Como fazer sucessão familiar na agricultura?

Legenda: Otávio com a esposa Clarissa Morum de Queiroz e os três filhos: Marcela Queiroz Figueiredo, Otávio Queiroz Figueiredo e Vitória Queiroz Figueiredo.

A sucessão familiar é um dos temas mais sensíveis e, ao mesmo tempo, mais determinantes para o futuro das propriedades rurais. Afinal, quem vive o agro sabe que o trabalho no campo é uma tradição que vai muito além da produção. É história, raiz e continuidade. Mas, para que esse legado siga firme nas próximas gerações é preciso planejamento, diálogo e preparo.

Conforme o levantamento da Confederação da Agricultura e Pecuária do Brasil (CNA) e do Centro de Estudos Avançados em Economia Aplicada (Cepea), da Esalq-USP, o agronegócio brasileiro registrou um resultado de R$ 2,72 trilhões em 2024, que representa mais de 24% do PIB nacional. No entanto, a dificuldade em renovar as lideranças no campo coloca em risco a continuidade das atividades produtivas e enfraquece as estruturas que sustentam a vida nas comunidades rurais.

Por isso, hoje vamos falar sobre sucessão agrícola e explicar como o processo pode ser conduzido com planejamento e harmonia dentro das famílias. Também vamos conhecer a experiência do cafeicultor Otávio Figueiredo Josué, de Patos de Minas (MG), que compartilhou conosco a sua visão sobre os desafios e as lições de quem já está vivenciando esse processo. Continue a leitura! 

O que é sucessão familiar no agronegócio?

A sucessão familiar no agronegócio é o processo de transferência da gestão, do patrimônio e das responsabilidades de uma propriedade rural de uma geração para outra dentro da própria família. Muito além de uma simples mudança de titularidade, ela envolve o preparo dos futuros gestores, a partilha de conhecimentos acumulados e o alinhamento de expectativas entre pais e filhos.

Na prática, trata-se de um movimento planejado que busca garantir que os negócios da família continuem em boas mãos, mesmo após a saída ou aposentadoria dos atuais gestores. A sucessão pode ocorrer aos poucos, com o envolvimento gradual dos herdeiros nas decisões estratégicas, ou de forma abrupta, quando há uma situação inesperada.

O mais importante aqui é entender que a sucessão agrícola não se resume à transferência de bens, ela é também uma passagem de valores, visão de futuro e compromisso com o campo. E, quando bem estruturada, é capaz de assegurar a prosperidade da fazenda por muitas gerações.

Diferença entre sucessão, herança e continuidade produtiva

No contexto rural, é comum que os termos sucessão, herança e continuidade produtiva sejam confundidos. No entanto, eles representam conceitos diferentes e cada um exige uma abordagem específica dentro da gestão da propriedade.

Sucessão 

Como você viu antes, a sucessão é o processo planejado e progressivo de transição da gestão e das decisões da propriedade para a próxima geração. Envolve preparo técnico, divisão de responsabilidades, diálogo familiar e uma visão estratégica de longo prazo. O foco está em manter o negócio vivo, produtivo e organizado ao longo do tempo.

Tarefas
a – Liste tudo o que, segundo o texto sobre sucessão familiar, a sucessão envolve, conforme a explicação dada logo abaixo do subtítulo "Sucessão".
b – Repita o trecho do texto sobre sucessão familiar começando em "A sucessão familiar é" e terminando em "diálogo e preparo.".
c – Responda às perguntas sobre o texto de sucessão familiar, cada uma em sua linha:
(i) Qual resultado o agronegócio brasileiro registrou em 2024?
(ii) De que cidade é o cafeicultor Otávio Figueiredo Josué?
(iii) De que duas formas a sucessão pode ocorrer?

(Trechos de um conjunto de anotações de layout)
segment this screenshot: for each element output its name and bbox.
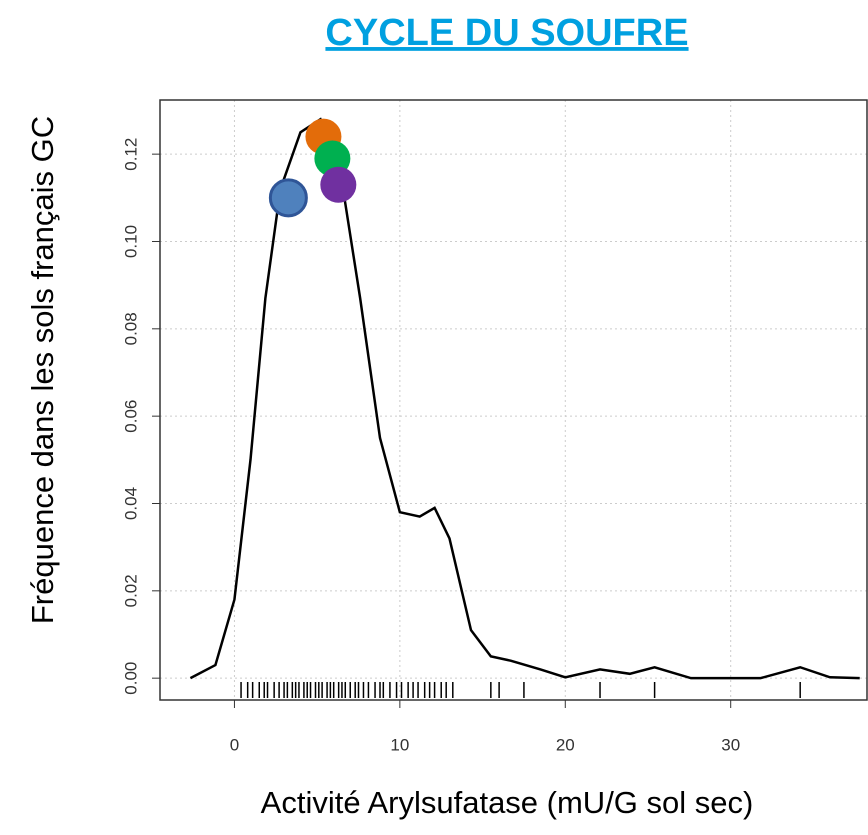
x-tick-label: 30 <box>721 735 740 754</box>
y-tick-label: 0.04 <box>121 487 140 520</box>
y-tick-label: 0.02 <box>121 574 140 607</box>
x-axis-label: Activité Arylsufatase (mU/G sol sec) <box>261 785 754 820</box>
chart-title: CYCLE DU SOUFRE <box>325 12 688 54</box>
density-curve <box>189 117 860 680</box>
x-tick-label: 0 <box>230 735 239 754</box>
plot-frame <box>159 99 868 701</box>
x-tick-label: 20 <box>556 735 575 754</box>
y-tick-label: 0.00 <box>121 662 140 695</box>
y-tick-label: 0.12 <box>121 138 140 171</box>
y-axis-label: Fréquence dans les sols français GC <box>25 116 60 624</box>
point <box>320 166 357 203</box>
y-tick-label: 0.08 <box>121 312 140 345</box>
y-tick-label: 0.06 <box>121 400 140 433</box>
point <box>268 178 308 218</box>
y-tick-label: 0.10 <box>121 225 140 258</box>
x-tick-label: 10 <box>390 735 409 754</box>
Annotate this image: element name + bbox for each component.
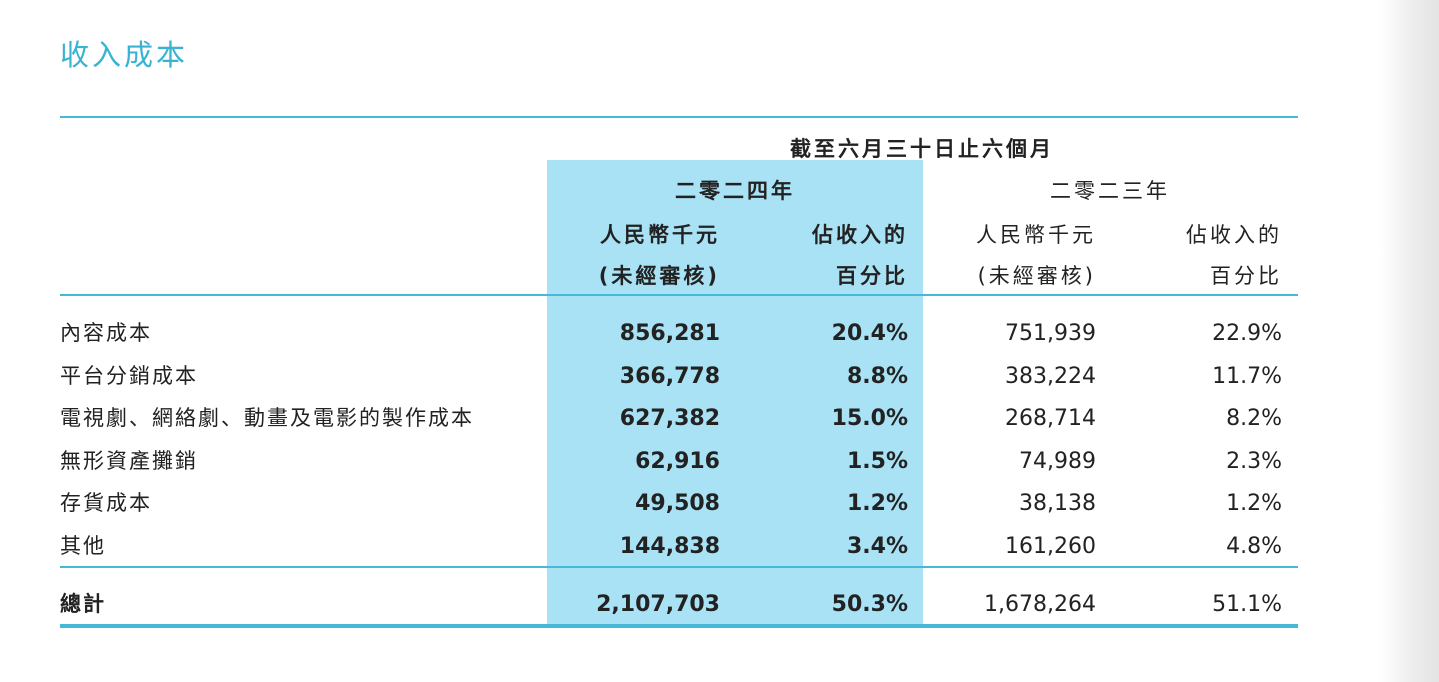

Respostas dos exercícios
a – Preparo técnico, divisão de responsabilidades, diálogo familiar e uma visão estratégica de longo prazo.

b –
A sucessão familiar é um dos temas mais sensíveis e, ao mesmo tempo, mais determinantes para o futuro das propriedades rurais. Afinal, quem vive o agro sabe que o trabalho no campo é uma tradição que vai muito além da produção. É história, raiz e continuidade. Mas, para que esse legado siga firme nas próximas gerações é preciso planejamento, diálogo e preparo.

c –
(i) R$ 2,72 trilhões.
(ii) Patos de Minas (MG).
(iii) Aos poucos, com o envolvimento gradual dos herdeiros nas decisões estratégicas, ou de forma abrupta, quando há uma situação inesperada.